**EXERCISE MATERIALS:**
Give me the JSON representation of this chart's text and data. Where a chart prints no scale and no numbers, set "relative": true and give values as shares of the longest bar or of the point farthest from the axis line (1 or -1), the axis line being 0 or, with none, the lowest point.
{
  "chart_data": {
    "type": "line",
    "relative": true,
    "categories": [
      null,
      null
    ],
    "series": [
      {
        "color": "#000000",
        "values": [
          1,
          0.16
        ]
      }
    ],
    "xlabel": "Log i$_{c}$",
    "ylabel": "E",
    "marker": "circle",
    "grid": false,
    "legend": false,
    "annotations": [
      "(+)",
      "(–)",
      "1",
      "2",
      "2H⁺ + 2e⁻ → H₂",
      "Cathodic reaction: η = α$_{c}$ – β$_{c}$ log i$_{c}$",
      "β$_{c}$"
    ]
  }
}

**TO DO:** All of the records must be retyped exactly as they are.

**CORRECT ANSWER:**
Give me the JSON representation of this chart's text and data. Where a chart prints no scale and no numbers, set "relative": true and give values as shares of the longest bar or of the point farthest from the axis line (1 or -1), the axis line being 0 or, with none, the lowest point.
{
  "chart_data": {
    "type": "line",
    "relative": true,
    "categories": [
      null,
      null
    ],
    "series": [
      {
        "color": "#000000",
        "values": [
          1,
          0.16
        ]
      }
    ],
    "xlabel": "Log i$_{c}$",
    "ylabel": "E",
    "marker": "circle",
    "grid": false,
    "legend": false,
    "annotations": [
      "(+)",
      "(–)",
      "1",
      "2",
      "2H⁺ + 2e⁻ → H₂",
      "Cathodic reaction: η = α$_{c}$ – β$_{c}$ log i$_{c}$",
      "β$_{c}$"
    ]
  }
}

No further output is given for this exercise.